-- Begin Records for the exercise --
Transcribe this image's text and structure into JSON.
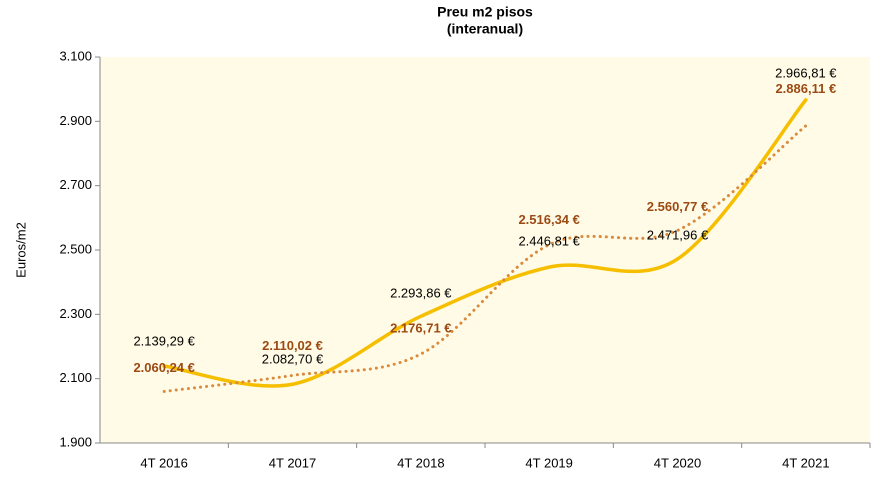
{
  "chart_data": {
    "type": "line",
    "title": "Preu m2 pisos",
    "subtitle": "(interanual)",
    "y_label": "Euros/m2",
    "categories": [
      "4T 2016",
      "4T 2017",
      "4T 2018",
      "4T 2019",
      "4T 2020",
      "4T 2021"
    ],
    "series": [
      {
        "color": "#f5bf00",
        "style": "solid",
        "values": [
          2139.29,
          2082.7,
          2293.86,
          2446.81,
          2471.96,
          2966.81
        ],
        "value_labels": [
          "2.139,29 €",
          "2.082,70 €",
          "2.293,86 €",
          "2.446,81 €",
          "2.471,96 €",
          "2.966,81 €"
        ]
      },
      {
        "color": "#d98a3d",
        "style": "dotted",
        "values": [
          2060.24,
          2110.02,
          2176.71,
          2516.34,
          2560.77,
          2886.11
        ],
        "value_labels": [
          "2.060,24 €",
          "2.110,02 €",
          "2.176,71 €",
          "2.516,34 €",
          "2.560,77 €",
          "2.886,11 €"
        ]
      }
    ],
    "ylim": [
      1900,
      3100
    ],
    "yticks": [
      {
        "value": 1900,
        "label": "1.900"
      },
      {
        "value": 2100,
        "label": "2.100"
      },
      {
        "value": 2300,
        "label": "2.300"
      },
      {
        "value": 2500,
        "label": "2.500"
      },
      {
        "value": 2700,
        "label": "2.700"
      },
      {
        "value": 2900,
        "label": "2.900"
      },
      {
        "value": 3100,
        "label": "3.100"
      }
    ]
  }
}
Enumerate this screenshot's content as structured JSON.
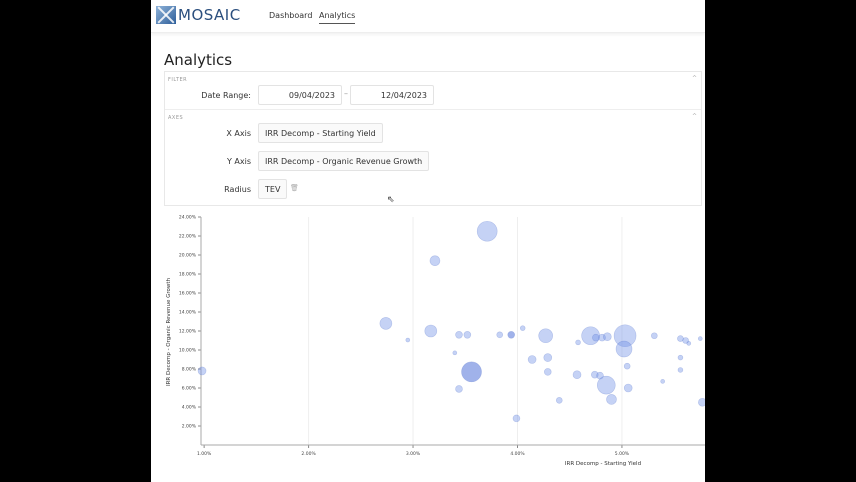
-- End Records for the exercise --
For the listing above, identify each line bearing "this".

Transcribe this image's text and structure into JSON.
Enumerate this screenshot's content as structured JSON.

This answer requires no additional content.